Exercise directions.
Omit the images. Copy each entry word for word.

[Items from a data source]
►

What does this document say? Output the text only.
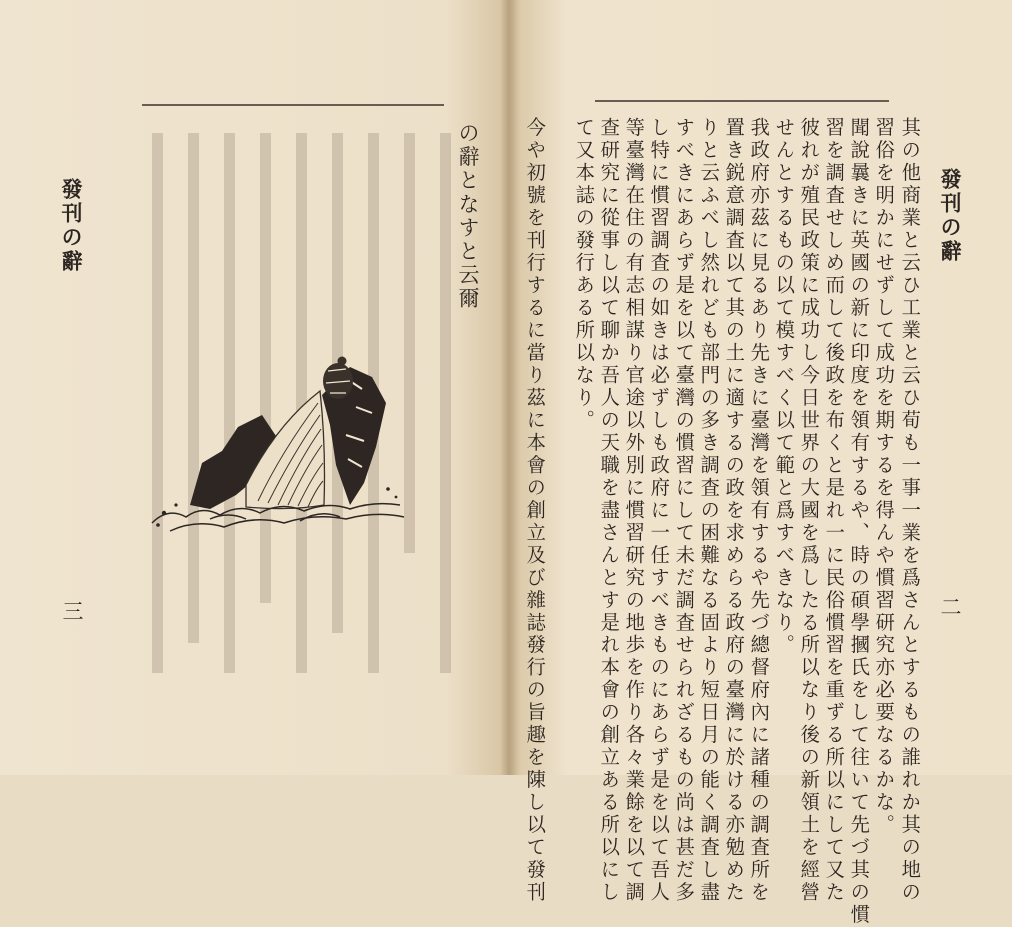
發刊の辭	の辭となすと云爾
三
發刊の辭
其の他商業と云ひ工業と云ひ荀も一事一業を爲さんとするもの誰れか其の地の
習俗を明かにせずして成功を期するを得んや慣習研究亦必要なるかな。
聞說曩きに英國の新に印度を領有するや、時の碩學摑氏をして往いて先づ其の慣
習を調査せしめ而して後政を布くと是れ一に民俗慣習を重ずる所以にして又た
彼れが殖民政策に成功し今日世界の大國を爲したる所以なり後の新領土を經營
せんとするもの以て模すべく以て範と爲すべきなり。
我政府亦茲に見るあり先きに臺灣を領有するや先づ總督府內に諸種の調査所を
置き鋭意調査以て其の土に適するの政を求めらる政府の臺灣に於ける亦勉めた
りと云ふべし然れども部門の多き調査の困難なる固より短日月の能く調査し盡
すべきにあらず是を以て臺灣の慣習にして未だ調査せられざるもの尚は甚だ多
し特に慣習調査の如きは必ずしも政府に一任すべきものにあらず是を以て吾人
等臺灣在住の有志相謀り官途以外別に慣習研究の地歩を作り各々業餘を以て調
查研究に從事し以て聊か吾人の天職を盡さんとす是れ本會の創立ある所以にし
て又本誌の發行ある所以なり。
今や初號を刊行するに當り茲に本會の創立及び雜誌發行の旨趣を陳し以て發刊	二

◄

Response for this exercise.
What does this document say? Output the text only.
發刊の辭	の辭となすと云爾
三
發刊の辭
其の他商業と云ひ工業と云ひ荀も一事一業を爲さんとするもの誰れか其の地の
習俗を明かにせずして成功を期するを得んや慣習研究亦必要なるかな。
聞說曩きに英國の新に印度を領有するや、時の碩學摑氏をして往いて先づ其の慣
習を調査せしめ而して後政を布くと是れ一に民俗慣習を重ずる所以にして又た
彼れが殖民政策に成功し今日世界の大國を爲したる所以なり後の新領土を經營
せんとするもの以て模すべく以て範と爲すべきなり。
我政府亦茲に見るあり先きに臺灣を領有するや先づ總督府內に諸種の調査所を
置き鋭意調査以て其の土に適するの政を求めらる政府の臺灣に於ける亦勉めた
りと云ふべし然れども部門の多き調査の困難なる固より短日月の能く調査し盡
すべきにあらず是を以て臺灣の慣習にして未だ調査せられざるもの尚は甚だ多
し特に慣習調査の如きは必ずしも政府に一任すべきものにあらず是を以て吾人
等臺灣在住の有志相謀り官途以外別に慣習研究の地歩を作り各々業餘を以て調
查研究に從事し以て聊か吾人の天職を盡さんとす是れ本會の創立ある所以にし
て又本誌の發行ある所以なり。
今や初號を刊行するに當り茲に本會の創立及び雜誌發行の旨趣を陳し以て發刊	二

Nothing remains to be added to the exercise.